◆ Task prompt ◆
Reproduce the following material exactly, including every line.

[Collected data entries]
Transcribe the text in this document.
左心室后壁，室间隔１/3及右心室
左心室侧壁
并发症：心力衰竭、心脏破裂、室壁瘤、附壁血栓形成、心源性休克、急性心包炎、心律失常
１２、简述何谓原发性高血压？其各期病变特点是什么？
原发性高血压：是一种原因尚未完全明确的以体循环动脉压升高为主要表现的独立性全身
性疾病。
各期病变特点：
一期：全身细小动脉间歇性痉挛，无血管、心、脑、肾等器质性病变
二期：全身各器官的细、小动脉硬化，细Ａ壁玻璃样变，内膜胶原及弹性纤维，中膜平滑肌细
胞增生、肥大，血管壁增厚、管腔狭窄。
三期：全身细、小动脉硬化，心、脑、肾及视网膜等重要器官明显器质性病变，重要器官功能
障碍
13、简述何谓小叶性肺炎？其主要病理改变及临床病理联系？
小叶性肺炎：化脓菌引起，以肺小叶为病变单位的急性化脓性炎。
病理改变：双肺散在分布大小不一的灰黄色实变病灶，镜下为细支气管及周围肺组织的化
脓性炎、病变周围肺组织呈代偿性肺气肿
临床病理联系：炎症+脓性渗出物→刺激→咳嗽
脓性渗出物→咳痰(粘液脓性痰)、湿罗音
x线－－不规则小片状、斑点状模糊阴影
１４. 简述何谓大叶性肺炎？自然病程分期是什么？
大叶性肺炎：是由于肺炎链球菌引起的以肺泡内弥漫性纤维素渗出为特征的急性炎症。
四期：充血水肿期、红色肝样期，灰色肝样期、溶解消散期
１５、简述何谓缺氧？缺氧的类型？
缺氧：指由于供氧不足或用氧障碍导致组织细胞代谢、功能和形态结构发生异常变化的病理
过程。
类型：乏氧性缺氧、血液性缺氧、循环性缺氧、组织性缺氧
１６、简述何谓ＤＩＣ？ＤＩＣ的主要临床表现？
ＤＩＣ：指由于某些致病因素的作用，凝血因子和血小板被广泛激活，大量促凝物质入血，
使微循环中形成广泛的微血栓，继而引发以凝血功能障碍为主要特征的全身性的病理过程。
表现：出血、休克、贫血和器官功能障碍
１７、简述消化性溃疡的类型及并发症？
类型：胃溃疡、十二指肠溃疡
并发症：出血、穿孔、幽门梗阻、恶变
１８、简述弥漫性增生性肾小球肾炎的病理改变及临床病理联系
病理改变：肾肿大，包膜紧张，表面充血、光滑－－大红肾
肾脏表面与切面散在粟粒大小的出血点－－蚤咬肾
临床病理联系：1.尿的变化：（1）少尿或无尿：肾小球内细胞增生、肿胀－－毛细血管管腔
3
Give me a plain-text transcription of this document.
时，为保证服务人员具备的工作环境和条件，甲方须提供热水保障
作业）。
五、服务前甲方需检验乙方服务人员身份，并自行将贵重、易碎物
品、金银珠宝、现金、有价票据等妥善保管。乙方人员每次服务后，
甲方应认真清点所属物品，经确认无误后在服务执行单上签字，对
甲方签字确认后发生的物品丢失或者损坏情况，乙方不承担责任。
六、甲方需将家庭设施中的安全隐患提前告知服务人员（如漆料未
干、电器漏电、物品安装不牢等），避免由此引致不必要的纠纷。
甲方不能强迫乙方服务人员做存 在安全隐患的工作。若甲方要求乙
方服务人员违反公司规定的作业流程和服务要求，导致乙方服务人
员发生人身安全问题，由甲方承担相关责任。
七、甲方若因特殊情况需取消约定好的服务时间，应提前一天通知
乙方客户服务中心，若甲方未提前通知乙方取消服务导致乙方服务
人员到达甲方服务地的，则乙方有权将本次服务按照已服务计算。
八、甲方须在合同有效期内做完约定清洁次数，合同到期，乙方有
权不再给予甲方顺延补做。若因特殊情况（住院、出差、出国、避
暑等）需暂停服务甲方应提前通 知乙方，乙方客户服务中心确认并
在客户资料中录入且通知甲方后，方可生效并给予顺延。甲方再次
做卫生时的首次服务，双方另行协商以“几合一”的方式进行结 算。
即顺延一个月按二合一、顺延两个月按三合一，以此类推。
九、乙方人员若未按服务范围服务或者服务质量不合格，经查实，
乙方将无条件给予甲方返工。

◆ Worked answer ◆
Transcribe the text in this document.
左心室后壁，室间隔１/3及右心室
左心室侧壁
并发症：心力衰竭、心脏破裂、室壁瘤、附壁血栓形成、心源性休克、急性心包炎、心律失常
１２、简述何谓原发性高血压？其各期病变特点是什么？
原发性高血压：是一种原因尚未完全明确的以体循环动脉压升高为主要表现的独立性全身
性疾病。
各期病变特点：
一期：全身细小动脉间歇性痉挛，无血管、心、脑、肾等器质性病变
二期：全身各器官的细、小动脉硬化，细Ａ壁玻璃样变，内膜胶原及弹性纤维，中膜平滑肌细
胞增生、肥大，血管壁增厚、管腔狭窄。
三期：全身细、小动脉硬化，心、脑、肾及视网膜等重要器官明显器质性病变，重要器官功能
障碍
13、简述何谓小叶性肺炎？其主要病理改变及临床病理联系？
小叶性肺炎：化脓菌引起，以肺小叶为病变单位的急性化脓性炎。
病理改变：双肺散在分布大小不一的灰黄色实变病灶，镜下为细支气管及周围肺组织的化
脓性炎、病变周围肺组织呈代偿性肺气肿
临床病理联系：炎症+脓性渗出物→刺激→咳嗽
脓性渗出物→咳痰(粘液脓性痰)、湿罗音
x线－－不规则小片状、斑点状模糊阴影
１４. 简述何谓大叶性肺炎？自然病程分期是什么？
大叶性肺炎：是由于肺炎链球菌引起的以肺泡内弥漫性纤维素渗出为特征的急性炎症。
四期：充血水肿期、红色肝样期，灰色肝样期、溶解消散期
１５、简述何谓缺氧？缺氧的类型？
缺氧：指由于供氧不足或用氧障碍导致组织细胞代谢、功能和形态结构发生异常变化的病理
过程。
类型：乏氧性缺氧、血液性缺氧、循环性缺氧、组织性缺氧
１６、简述何谓ＤＩＣ？ＤＩＣ的主要临床表现？
ＤＩＣ：指由于某些致病因素的作用，凝血因子和血小板被广泛激活，大量促凝物质入血，
使微循环中形成广泛的微血栓，继而引发以凝血功能障碍为主要特征的全身性的病理过程。
表现：出血、休克、贫血和器官功能障碍
１７、简述消化性溃疡的类型及并发症？
类型：胃溃疡、十二指肠溃疡
并发症：出血、穿孔、幽门梗阻、恶变
１８、简述弥漫性增生性肾小球肾炎的病理改变及临床病理联系
病理改变：肾肿大，包膜紧张，表面充血、光滑－－大红肾
肾脏表面与切面散在粟粒大小的出血点－－蚤咬肾
临床病理联系：1.尿的变化：（1）少尿或无尿：肾小球内细胞增生、肿胀－－毛细血管管腔
3
Give me a plain-text transcription of this document.
时，为保证服务人员具备的工作环境和条件，甲方须提供热水保障
作业）。
五、服务前甲方需检验乙方服务人员身份，并自行将贵重、易碎物
品、金银珠宝、现金、有价票据等妥善保管。乙方人员每次服务后，
甲方应认真清点所属物品，经确认无误后在服务执行单上签字，对
甲方签字确认后发生的物品丢失或者损坏情况，乙方不承担责任。
六、甲方需将家庭设施中的安全隐患提前告知服务人员（如漆料未
干、电器漏电、物品安装不牢等），避免由此引致不必要的纠纷。
甲方不能强迫乙方服务人员做存 在安全隐患的工作。若甲方要求乙
方服务人员违反公司规定的作业流程和服务要求，导致乙方服务人
员发生人身安全问题，由甲方承担相关责任。
七、甲方若因特殊情况需取消约定好的服务时间，应提前一天通知
乙方客户服务中心，若甲方未提前通知乙方取消服务导致乙方服务
人员到达甲方服务地的，则乙方有权将本次服务按照已服务计算。
八、甲方须在合同有效期内做完约定清洁次数，合同到期，乙方有
权不再给予甲方顺延补做。若因特殊情况（住院、出差、出国、避
暑等）需暂停服务甲方应提前通 知乙方，乙方客户服务中心确认并
在客户资料中录入且通知甲方后，方可生效并给予顺延。甲方再次
做卫生时的首次服务，双方另行协商以“几合一”的方式进行结 算。
即顺延一个月按二合一、顺延两个月按三合一，以此类推。
九、乙方人员若未按服务范围服务或者服务质量不合格，经查实，
乙方将无条件给予甲方返工。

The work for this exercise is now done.